● WORK REQUIRED
Drop every picture and give the entries back exactly.

● RECORDED INFORMATION
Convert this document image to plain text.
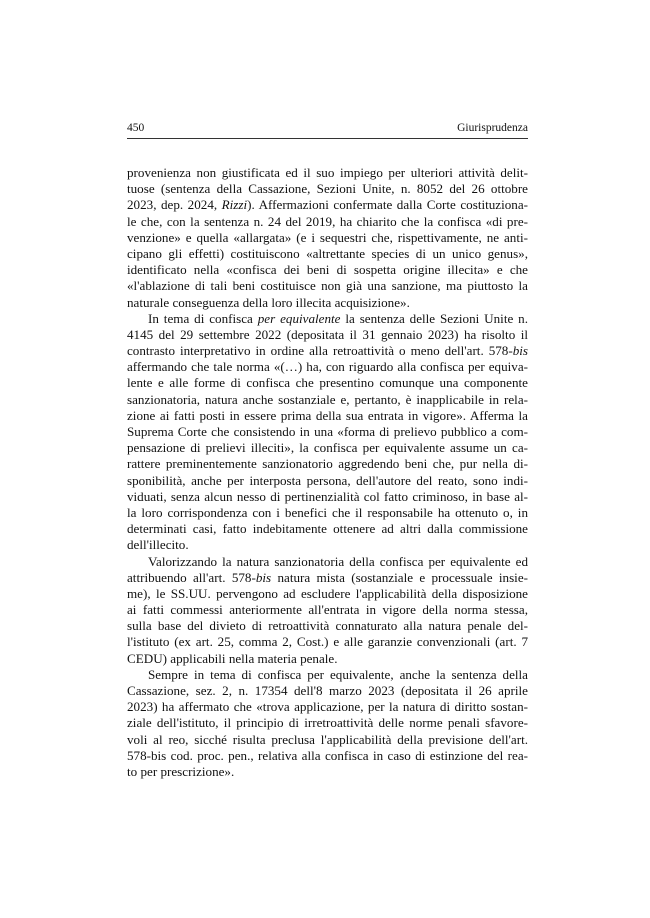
450	Giurisprudenza
provenienza non giustificata ed il suo impiego per ulteriori attività delit-
tuose (sentenza della Cassazione, Sezioni Unite, n. 8052 del 26 ottobre
2023, dep. 2024, Rizzi). Affermazioni confermate dalla Corte costituziona-
le che, con la sentenza n. 24 del 2019, ha chiarito che la confisca «di pre-
venzione» e quella «allargata» (e i sequestri che, rispettivamente, ne anti-
cipano gli effetti) costituiscono «altrettante species di un unico genus»,
identificato nella «confisca dei beni di sospetta origine illecita» e che
«l'ablazione di tali beni costituisce non già una sanzione, ma piuttosto la
naturale conseguenza della loro illecita acquisizione».
In tema di confisca per equivalente la sentenza delle Sezioni Unite n.
4145 del 29 settembre 2022 (depositata il 31 gennaio 2023) ha risolto il
contrasto interpretativo in ordine alla retroattività o meno dell'art. 578-bis
affermando che tale norma «(…) ha, con riguardo alla confisca per equiva-
lente e alle forme di confisca che presentino comunque una componente
sanzionatoria, natura anche sostanziale e, pertanto, è inapplicabile in rela-
zione ai fatti posti in essere prima della sua entrata in vigore». Afferma la
Suprema Corte che consistendo in una «forma di prelievo pubblico a com-
pensazione di prelievi illeciti», la confisca per equivalente assume un ca-
rattere preminentemente sanzionatorio aggredendo beni che, pur nella di-
sponibilità, anche per interposta persona, dell'autore del reato, sono indi-
viduati, senza alcun nesso di pertinenzialità col fatto criminoso, in base al-
la loro corrispondenza con i benefici che il responsabile ha ottenuto o, in
determinati casi, fatto indebitamente ottenere ad altri dalla commissione
dell'illecito.
Valorizzando la natura sanzionatoria della confisca per equivalente ed
attribuendo all'art. 578-bis natura mista (sostanziale e processuale insie-
me), le SS.UU. pervengono ad escludere l'applicabilità della disposizione
ai fatti commessi anteriormente all'entrata in vigore della norma stessa,
sulla base del divieto di retroattività connaturato alla natura penale del-
l'istituto (ex art. 25, comma 2, Cost.) e alle garanzie convenzionali (art. 7
CEDU) applicabili nella materia penale.
Sempre in tema di confisca per equivalente, anche la sentenza della
Cassazione, sez. 2, n. 17354 dell'8 marzo 2023 (depositata il 26 aprile
2023) ha affermato che «trova applicazione, per la natura di diritto sostan-
ziale dell'istituto, il principio di irretroattività delle norme penali sfavore-
voli al reo, sicché risulta preclusa l'applicabilità della previsione dell'art.
578-bis cod. proc. pen., relativa alla confisca in caso di estinzione del rea-
to per prescrizione».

● SOLUTION
Convert this document image to plain text.
450	Giurisprudenza
provenienza non giustificata ed il suo impiego per ulteriori attività delit-
tuose (sentenza della Cassazione, Sezioni Unite, n. 8052 del 26 ottobre
2023, dep. 2024, Rizzi). Affermazioni confermate dalla Corte costituziona-
le che, con la sentenza n. 24 del 2019, ha chiarito che la confisca «di pre-
venzione» e quella «allargata» (e i sequestri che, rispettivamente, ne anti-
cipano gli effetti) costituiscono «altrettante species di un unico genus»,
identificato nella «confisca dei beni di sospetta origine illecita» e che
«l'ablazione di tali beni costituisce non già una sanzione, ma piuttosto la
naturale conseguenza della loro illecita acquisizione».
In tema di confisca per equivalente la sentenza delle Sezioni Unite n.
4145 del 29 settembre 2022 (depositata il 31 gennaio 2023) ha risolto il
contrasto interpretativo in ordine alla retroattività o meno dell'art. 578-bis
affermando che tale norma «(…) ha, con riguardo alla confisca per equiva-
lente e alle forme di confisca che presentino comunque una componente
sanzionatoria, natura anche sostanziale e, pertanto, è inapplicabile in rela-
zione ai fatti posti in essere prima della sua entrata in vigore». Afferma la
Suprema Corte che consistendo in una «forma di prelievo pubblico a com-
pensazione di prelievi illeciti», la confisca per equivalente assume un ca-
rattere preminentemente sanzionatorio aggredendo beni che, pur nella di-
sponibilità, anche per interposta persona, dell'autore del reato, sono indi-
viduati, senza alcun nesso di pertinenzialità col fatto criminoso, in base al-
la loro corrispondenza con i benefici che il responsabile ha ottenuto o, in
determinati casi, fatto indebitamente ottenere ad altri dalla commissione
dell'illecito.
Valorizzando la natura sanzionatoria della confisca per equivalente ed
attribuendo all'art. 578-bis natura mista (sostanziale e processuale insie-
me), le SS.UU. pervengono ad escludere l'applicabilità della disposizione
ai fatti commessi anteriormente all'entrata in vigore della norma stessa,
sulla base del divieto di retroattività connaturato alla natura penale del-
l'istituto (ex art. 25, comma 2, Cost.) e alle garanzie convenzionali (art. 7
CEDU) applicabili nella materia penale.
Sempre in tema di confisca per equivalente, anche la sentenza della
Cassazione, sez. 2, n. 17354 dell'8 marzo 2023 (depositata il 26 aprile
2023) ha affermato che «trova applicazione, per la natura di diritto sostan-
ziale dell'istituto, il principio di irretroattività delle norme penali sfavore-
voli al reo, sicché risulta preclusa l'applicabilità della previsione dell'art.
578-bis cod. proc. pen., relativa alla confisca in caso di estinzione del rea-
to per prescrizione».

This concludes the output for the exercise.